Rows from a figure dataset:

★ ★ ★ ★ ★ ★ ★

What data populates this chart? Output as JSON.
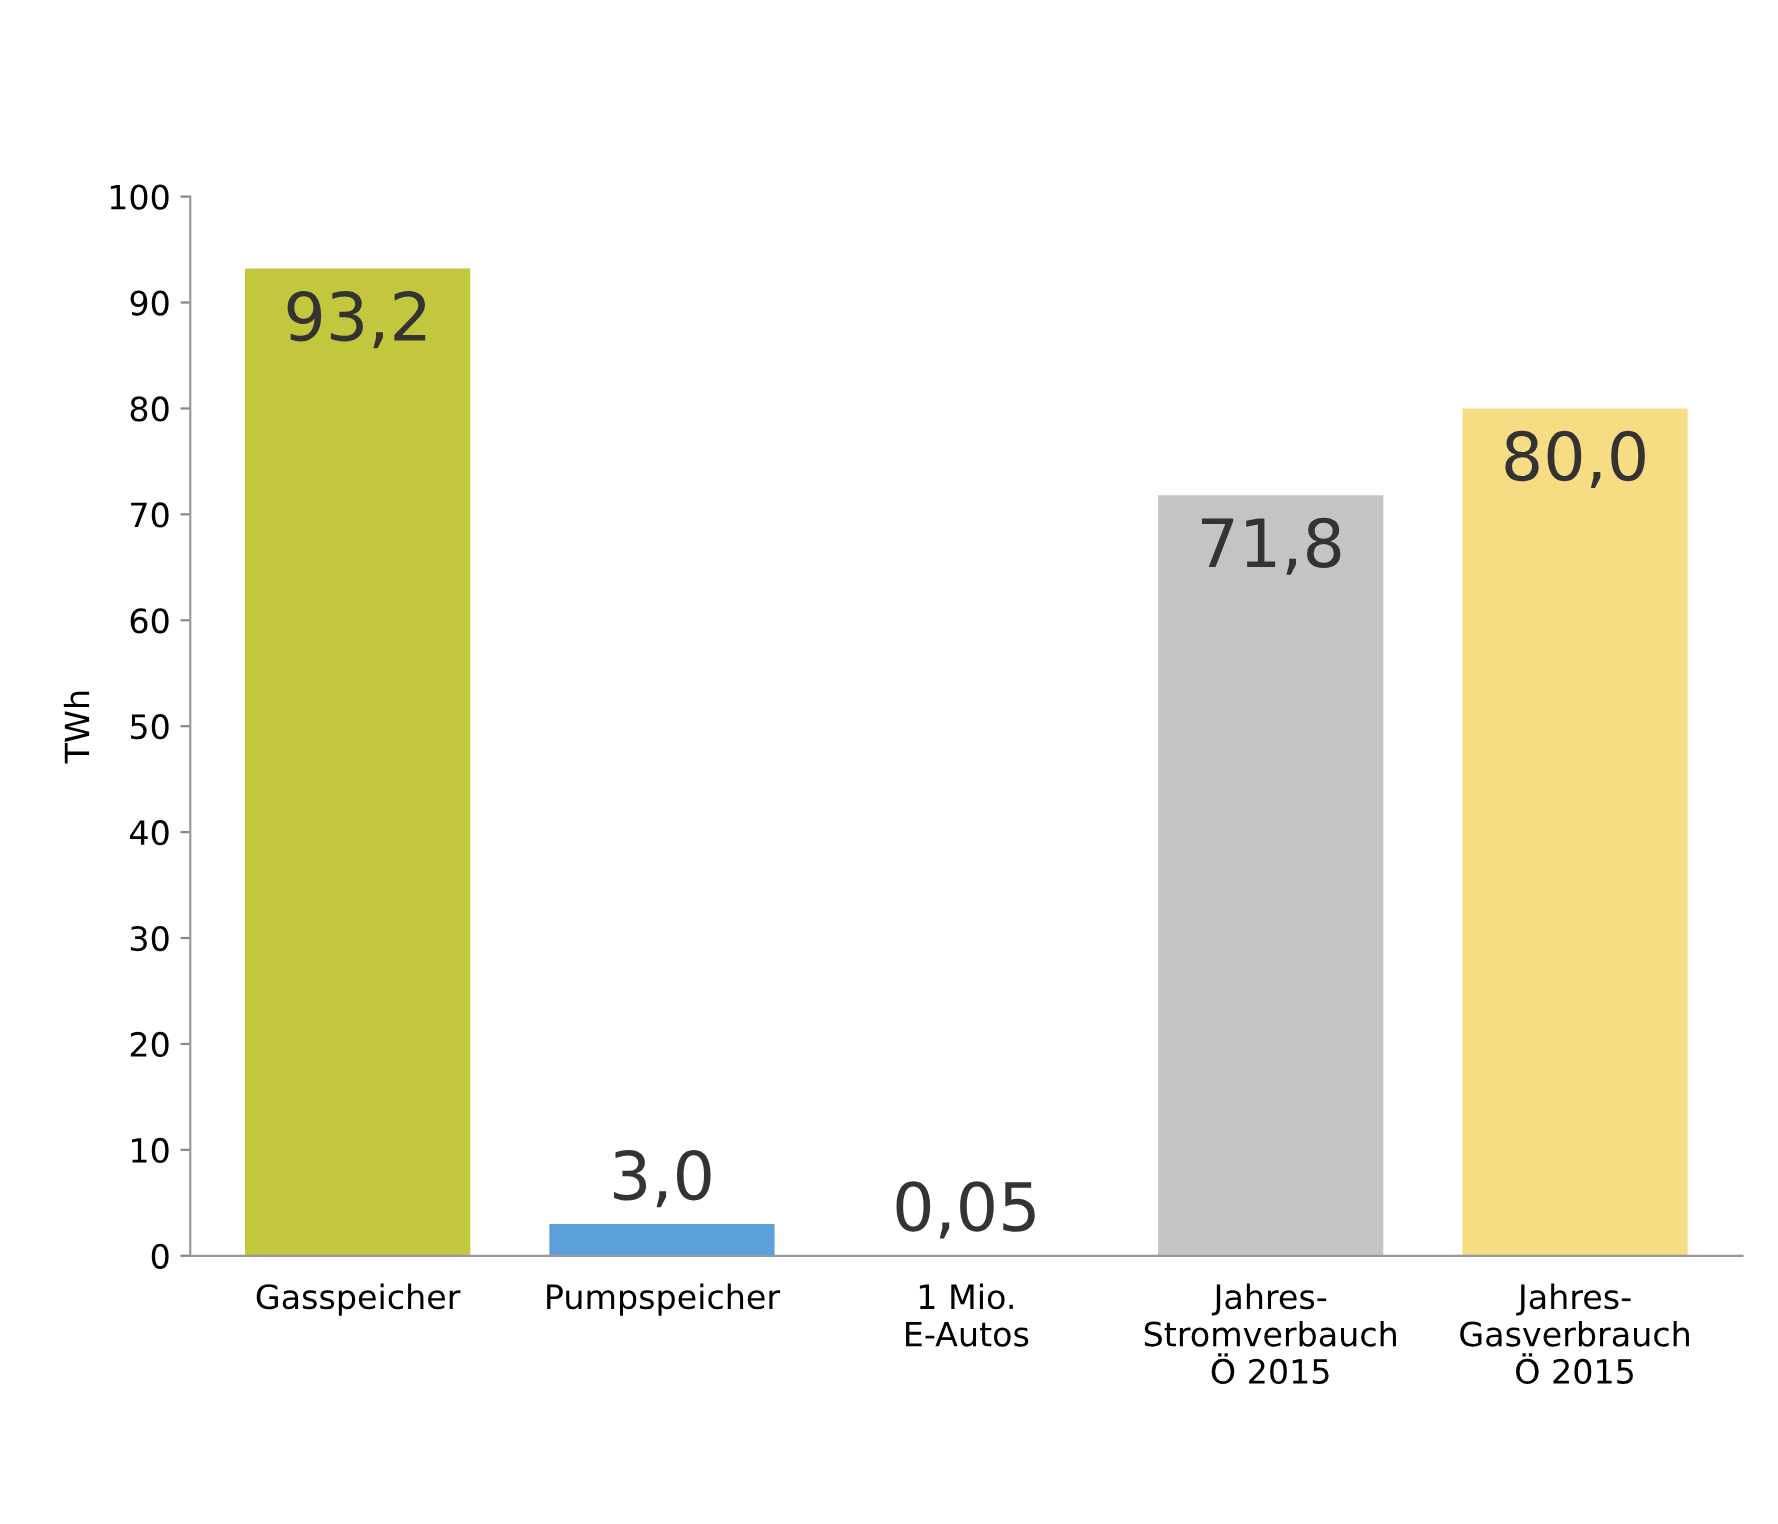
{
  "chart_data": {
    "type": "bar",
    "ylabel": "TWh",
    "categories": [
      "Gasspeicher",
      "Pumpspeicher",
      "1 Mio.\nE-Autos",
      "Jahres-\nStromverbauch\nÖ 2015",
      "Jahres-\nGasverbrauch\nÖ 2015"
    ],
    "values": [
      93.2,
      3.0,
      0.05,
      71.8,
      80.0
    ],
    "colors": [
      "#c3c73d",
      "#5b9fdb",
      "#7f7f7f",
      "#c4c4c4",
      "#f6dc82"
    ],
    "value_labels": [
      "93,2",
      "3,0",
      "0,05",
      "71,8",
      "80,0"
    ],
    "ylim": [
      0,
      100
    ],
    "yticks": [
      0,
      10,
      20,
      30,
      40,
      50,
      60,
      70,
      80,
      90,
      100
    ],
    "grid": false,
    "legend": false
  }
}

★ ★ ★ ★ ★ ★ ★

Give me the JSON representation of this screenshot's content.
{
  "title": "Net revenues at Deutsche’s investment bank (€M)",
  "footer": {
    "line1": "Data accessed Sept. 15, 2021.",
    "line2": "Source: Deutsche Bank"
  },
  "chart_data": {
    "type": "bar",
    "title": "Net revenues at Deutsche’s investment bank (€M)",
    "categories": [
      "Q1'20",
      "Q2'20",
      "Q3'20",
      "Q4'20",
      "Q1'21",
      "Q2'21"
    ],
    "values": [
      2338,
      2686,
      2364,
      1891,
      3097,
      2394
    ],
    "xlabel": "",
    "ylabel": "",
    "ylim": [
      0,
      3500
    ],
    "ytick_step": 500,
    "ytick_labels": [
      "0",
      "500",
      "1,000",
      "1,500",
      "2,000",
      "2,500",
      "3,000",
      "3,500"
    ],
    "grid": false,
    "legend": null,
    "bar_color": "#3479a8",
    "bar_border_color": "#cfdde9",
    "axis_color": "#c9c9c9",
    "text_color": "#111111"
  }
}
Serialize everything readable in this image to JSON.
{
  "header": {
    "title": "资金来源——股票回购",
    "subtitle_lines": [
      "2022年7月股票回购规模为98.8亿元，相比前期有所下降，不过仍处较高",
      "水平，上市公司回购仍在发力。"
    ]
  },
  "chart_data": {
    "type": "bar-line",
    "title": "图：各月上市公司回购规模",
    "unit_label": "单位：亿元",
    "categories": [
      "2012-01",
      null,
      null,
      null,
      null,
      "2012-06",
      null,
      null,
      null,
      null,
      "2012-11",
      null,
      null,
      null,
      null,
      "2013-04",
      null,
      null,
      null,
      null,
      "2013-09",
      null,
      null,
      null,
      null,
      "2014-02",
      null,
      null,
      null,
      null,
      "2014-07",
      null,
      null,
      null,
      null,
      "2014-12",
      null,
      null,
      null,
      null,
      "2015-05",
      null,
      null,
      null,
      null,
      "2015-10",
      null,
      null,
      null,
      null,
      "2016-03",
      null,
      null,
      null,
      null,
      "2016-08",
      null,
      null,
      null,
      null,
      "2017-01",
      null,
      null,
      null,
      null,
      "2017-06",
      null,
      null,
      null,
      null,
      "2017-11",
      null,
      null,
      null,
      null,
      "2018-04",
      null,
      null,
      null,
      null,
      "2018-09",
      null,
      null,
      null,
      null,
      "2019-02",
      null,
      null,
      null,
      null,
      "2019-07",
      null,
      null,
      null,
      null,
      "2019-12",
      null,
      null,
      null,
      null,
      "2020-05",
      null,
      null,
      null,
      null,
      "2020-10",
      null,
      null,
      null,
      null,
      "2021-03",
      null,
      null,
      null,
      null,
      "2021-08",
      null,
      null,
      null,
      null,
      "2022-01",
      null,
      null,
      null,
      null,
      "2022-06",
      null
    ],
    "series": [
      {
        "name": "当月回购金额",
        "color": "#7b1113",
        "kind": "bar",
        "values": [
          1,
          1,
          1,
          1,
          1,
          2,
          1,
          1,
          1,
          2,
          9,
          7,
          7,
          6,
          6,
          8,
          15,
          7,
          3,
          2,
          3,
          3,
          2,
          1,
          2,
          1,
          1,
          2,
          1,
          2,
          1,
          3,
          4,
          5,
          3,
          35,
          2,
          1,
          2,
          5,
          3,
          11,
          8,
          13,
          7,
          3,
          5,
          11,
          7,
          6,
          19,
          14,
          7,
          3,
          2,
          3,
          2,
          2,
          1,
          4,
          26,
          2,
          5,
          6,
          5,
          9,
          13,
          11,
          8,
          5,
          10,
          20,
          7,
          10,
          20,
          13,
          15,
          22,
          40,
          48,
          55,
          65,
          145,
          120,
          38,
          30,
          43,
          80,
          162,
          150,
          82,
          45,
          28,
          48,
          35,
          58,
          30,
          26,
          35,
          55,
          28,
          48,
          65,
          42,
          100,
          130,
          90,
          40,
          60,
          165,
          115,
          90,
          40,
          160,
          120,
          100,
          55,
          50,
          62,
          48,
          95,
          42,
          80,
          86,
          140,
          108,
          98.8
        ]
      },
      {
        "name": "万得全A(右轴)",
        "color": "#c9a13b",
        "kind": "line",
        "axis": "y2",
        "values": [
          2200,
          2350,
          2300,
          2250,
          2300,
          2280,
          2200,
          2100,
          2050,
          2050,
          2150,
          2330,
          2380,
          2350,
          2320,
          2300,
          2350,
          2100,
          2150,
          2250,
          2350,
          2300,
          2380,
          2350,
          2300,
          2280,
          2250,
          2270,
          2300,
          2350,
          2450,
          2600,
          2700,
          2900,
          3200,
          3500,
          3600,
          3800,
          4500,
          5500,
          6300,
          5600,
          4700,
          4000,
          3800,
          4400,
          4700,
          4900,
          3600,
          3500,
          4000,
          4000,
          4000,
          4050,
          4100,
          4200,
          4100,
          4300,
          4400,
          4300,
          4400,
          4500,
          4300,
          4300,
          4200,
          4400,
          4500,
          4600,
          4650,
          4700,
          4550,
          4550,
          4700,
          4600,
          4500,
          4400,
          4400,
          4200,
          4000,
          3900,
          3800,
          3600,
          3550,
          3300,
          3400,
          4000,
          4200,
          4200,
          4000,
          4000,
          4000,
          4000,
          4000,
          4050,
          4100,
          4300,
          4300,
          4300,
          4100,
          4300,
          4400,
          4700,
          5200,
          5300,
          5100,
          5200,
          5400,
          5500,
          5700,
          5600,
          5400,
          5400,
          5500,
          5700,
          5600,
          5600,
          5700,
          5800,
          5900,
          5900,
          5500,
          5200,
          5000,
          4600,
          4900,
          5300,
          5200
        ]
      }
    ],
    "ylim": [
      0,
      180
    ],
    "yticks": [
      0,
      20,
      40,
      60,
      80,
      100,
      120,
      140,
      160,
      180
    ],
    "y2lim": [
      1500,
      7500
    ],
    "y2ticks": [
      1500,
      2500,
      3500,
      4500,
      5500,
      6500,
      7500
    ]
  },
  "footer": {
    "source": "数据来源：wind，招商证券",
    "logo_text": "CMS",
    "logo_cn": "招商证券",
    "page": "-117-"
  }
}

★ ★ ★ ★ ★ ★ ★

Exercise objective: Return each line in the records that holds the string "JSON".

Exercise answer:
What data populates this chart? Output as JSON.
Give me the JSON representation of this screenshot's content.
Serialize everything readable in this image to JSON.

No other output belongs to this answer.